Could you print every record below exactly as it appears?
==============================
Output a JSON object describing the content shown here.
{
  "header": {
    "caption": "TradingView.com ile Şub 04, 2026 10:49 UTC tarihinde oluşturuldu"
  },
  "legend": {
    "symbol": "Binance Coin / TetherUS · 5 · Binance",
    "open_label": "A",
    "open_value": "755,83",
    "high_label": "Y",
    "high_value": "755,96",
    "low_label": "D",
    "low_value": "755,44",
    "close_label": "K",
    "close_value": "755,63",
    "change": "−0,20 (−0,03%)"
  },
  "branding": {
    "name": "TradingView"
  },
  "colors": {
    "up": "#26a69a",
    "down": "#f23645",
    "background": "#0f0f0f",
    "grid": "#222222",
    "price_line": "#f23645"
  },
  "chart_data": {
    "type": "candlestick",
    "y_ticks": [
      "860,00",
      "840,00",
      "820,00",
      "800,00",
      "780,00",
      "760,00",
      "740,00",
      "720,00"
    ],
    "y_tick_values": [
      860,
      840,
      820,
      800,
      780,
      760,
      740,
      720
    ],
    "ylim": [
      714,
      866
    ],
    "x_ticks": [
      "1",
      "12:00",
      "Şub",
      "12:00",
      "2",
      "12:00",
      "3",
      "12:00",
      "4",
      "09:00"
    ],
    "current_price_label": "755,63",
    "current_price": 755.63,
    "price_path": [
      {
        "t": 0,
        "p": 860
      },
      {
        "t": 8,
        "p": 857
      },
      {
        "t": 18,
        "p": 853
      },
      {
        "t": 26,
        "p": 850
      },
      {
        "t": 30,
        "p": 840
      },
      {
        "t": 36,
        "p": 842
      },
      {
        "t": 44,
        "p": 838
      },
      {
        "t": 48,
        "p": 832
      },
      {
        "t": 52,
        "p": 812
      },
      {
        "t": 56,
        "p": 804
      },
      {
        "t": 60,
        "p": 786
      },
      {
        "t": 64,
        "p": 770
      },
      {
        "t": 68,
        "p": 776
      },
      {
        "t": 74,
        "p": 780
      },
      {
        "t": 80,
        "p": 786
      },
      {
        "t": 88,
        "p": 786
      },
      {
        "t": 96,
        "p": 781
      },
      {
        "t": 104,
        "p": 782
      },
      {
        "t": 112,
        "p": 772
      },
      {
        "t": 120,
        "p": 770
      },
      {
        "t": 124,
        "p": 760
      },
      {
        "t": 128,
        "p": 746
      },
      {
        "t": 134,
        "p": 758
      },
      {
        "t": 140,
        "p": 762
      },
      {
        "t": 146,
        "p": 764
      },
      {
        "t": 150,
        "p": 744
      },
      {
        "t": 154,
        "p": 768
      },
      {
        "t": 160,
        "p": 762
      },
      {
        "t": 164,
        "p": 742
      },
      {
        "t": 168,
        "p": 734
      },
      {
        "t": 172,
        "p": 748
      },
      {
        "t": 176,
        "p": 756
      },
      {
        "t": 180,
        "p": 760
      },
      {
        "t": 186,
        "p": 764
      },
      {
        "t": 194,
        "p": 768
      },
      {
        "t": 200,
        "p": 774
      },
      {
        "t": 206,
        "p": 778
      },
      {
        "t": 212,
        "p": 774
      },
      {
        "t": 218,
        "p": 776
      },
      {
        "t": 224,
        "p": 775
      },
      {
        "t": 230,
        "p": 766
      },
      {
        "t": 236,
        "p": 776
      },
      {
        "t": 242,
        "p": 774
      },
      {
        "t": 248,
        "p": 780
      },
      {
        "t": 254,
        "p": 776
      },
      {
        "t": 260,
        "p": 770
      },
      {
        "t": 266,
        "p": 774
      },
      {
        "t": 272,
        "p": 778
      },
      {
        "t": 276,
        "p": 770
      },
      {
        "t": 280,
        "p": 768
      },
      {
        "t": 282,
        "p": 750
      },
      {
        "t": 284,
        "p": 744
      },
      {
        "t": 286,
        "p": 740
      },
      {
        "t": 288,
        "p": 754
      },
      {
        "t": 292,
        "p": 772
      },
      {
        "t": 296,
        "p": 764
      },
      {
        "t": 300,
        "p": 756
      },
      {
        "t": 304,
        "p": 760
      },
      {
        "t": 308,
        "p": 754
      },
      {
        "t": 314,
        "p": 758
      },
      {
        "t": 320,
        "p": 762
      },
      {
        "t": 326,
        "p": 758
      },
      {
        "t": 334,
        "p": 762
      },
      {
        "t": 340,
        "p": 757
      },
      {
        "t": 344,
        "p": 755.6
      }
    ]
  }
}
==============================
■ Solution to the exercise ■
Output a JSON object describing the content shown here.
{
  "header": {
    "caption": "TradingView.com ile Şub 04, 2026 10:49 UTC tarihinde oluşturuldu"
  },
  "legend": {
    "symbol": "Binance Coin / TetherUS · 5 · Binance",
    "open_label": "A",
    "open_value": "755,83",
    "high_label": "Y",
    "high_value": "755,96",
    "low_label": "D",
    "low_value": "755,44",
    "close_label": "K",
    "close_value": "755,63",
    "change": "−0,20 (−0,03%)"
  },
  "branding": {
    "name": "TradingView"
  },
  "colors": {
    "up": "#26a69a",
    "down": "#f23645",
    "background": "#0f0f0f",
    "grid": "#222222",
    "price_line": "#f23645"
  },
  "chart_data": {
    "type": "candlestick",
    "y_ticks": [
      "860,00",
      "840,00",
      "820,00",
      "800,00",
      "780,00",
      "760,00",
      "740,00",
      "720,00"
    ],
    "y_tick_values": [
      860,
      840,
      820,
      800,
      780,
      760,
      740,
      720
    ],
    "ylim": [
      714,
      866
    ],
    "x_ticks": [
      "1",
      "12:00",
      "Şub",
      "12:00",
      "2",
      "12:00",
      "3",
      "12:00",
      "4",
      "09:00"
    ],
    "current_price_label": "755,63",
    "current_price": 755.63,
    "price_path": [
      {
        "t": 0,
        "p": 860
      },
      {
        "t": 8,
        "p": 857
      },
      {
        "t": 18,
        "p": 853
      },
      {
        "t": 26,
        "p": 850
      },
      {
        "t": 30,
        "p": 840
      },
      {
        "t": 36,
        "p": 842
      },
      {
        "t": 44,
        "p": 838
      },
      {
        "t": 48,
        "p": 832
      },
      {
        "t": 52,
        "p": 812
      },
      {
        "t": 56,
        "p": 804
      },
      {
        "t": 60,
        "p": 786
      },
      {
        "t": 64,
        "p": 770
      },
      {
        "t": 68,
        "p": 776
      },
      {
        "t": 74,
        "p": 780
      },
      {
        "t": 80,
        "p": 786
      },
      {
        "t": 88,
        "p": 786
      },
      {
        "t": 96,
        "p": 781
      },
      {
        "t": 104,
        "p": 782
      },
      {
        "t": 112,
        "p": 772
      },
      {
        "t": 120,
        "p": 770
      },
      {
        "t": 124,
        "p": 760
      },
      {
        "t": 128,
        "p": 746
      },
      {
        "t": 134,
        "p": 758
      },
      {
        "t": 140,
        "p": 762
      },
      {
        "t": 146,
        "p": 764
      },
      {
        "t": 150,
        "p": 744
      },
      {
        "t": 154,
        "p": 768
      },
      {
        "t": 160,
        "p": 762
      },
      {
        "t": 164,
        "p": 742
      },
      {
        "t": 168,
        "p": 734
      },
      {
        "t": 172,
        "p": 748
      },
      {
        "t": 176,
        "p": 756
      },
      {
        "t": 180,
        "p": 760
      },
      {
        "t": 186,
        "p": 764
      },
      {
        "t": 194,
        "p": 768
      },
      {
        "t": 200,
        "p": 774
      },
      {
        "t": 206,
        "p": 778
      },
      {
        "t": 212,
        "p": 774
      },
      {
        "t": 218,
        "p": 776
      },
      {
        "t": 224,
        "p": 775
      },
      {
        "t": 230,
        "p": 766
      },
      {
        "t": 236,
        "p": 776
      },
      {
        "t": 242,
        "p": 774
      },
      {
        "t": 248,
        "p": 780
      },
      {
        "t": 254,
        "p": 776
      },
      {
        "t": 260,
        "p": 770
      },
      {
        "t": 266,
        "p": 774
      },
      {
        "t": 272,
        "p": 778
      },
      {
        "t": 276,
        "p": 770
      },
      {
        "t": 280,
        "p": 768
      },
      {
        "t": 282,
        "p": 750
      },
      {
        "t": 284,
        "p": 744
      },
      {
        "t": 286,
        "p": 740
      },
      {
        "t": 288,
        "p": 754
      },
      {
        "t": 292,
        "p": 772
      },
      {
        "t": 296,
        "p": 764
      },
      {
        "t": 300,
        "p": 756
      },
      {
        "t": 304,
        "p": 760
      },
      {
        "t": 308,
        "p": 754
      },
      {
        "t": 314,
        "p": 758
      },
      {
        "t": 320,
        "p": 762
      },
      {
        "t": 326,
        "p": 758
      },
      {
        "t": 334,
        "p": 762
      },
      {
        "t": 340,
        "p": 757
      },
      {
        "t": 344,
        "p": 755.6
      }
    ]
  }
}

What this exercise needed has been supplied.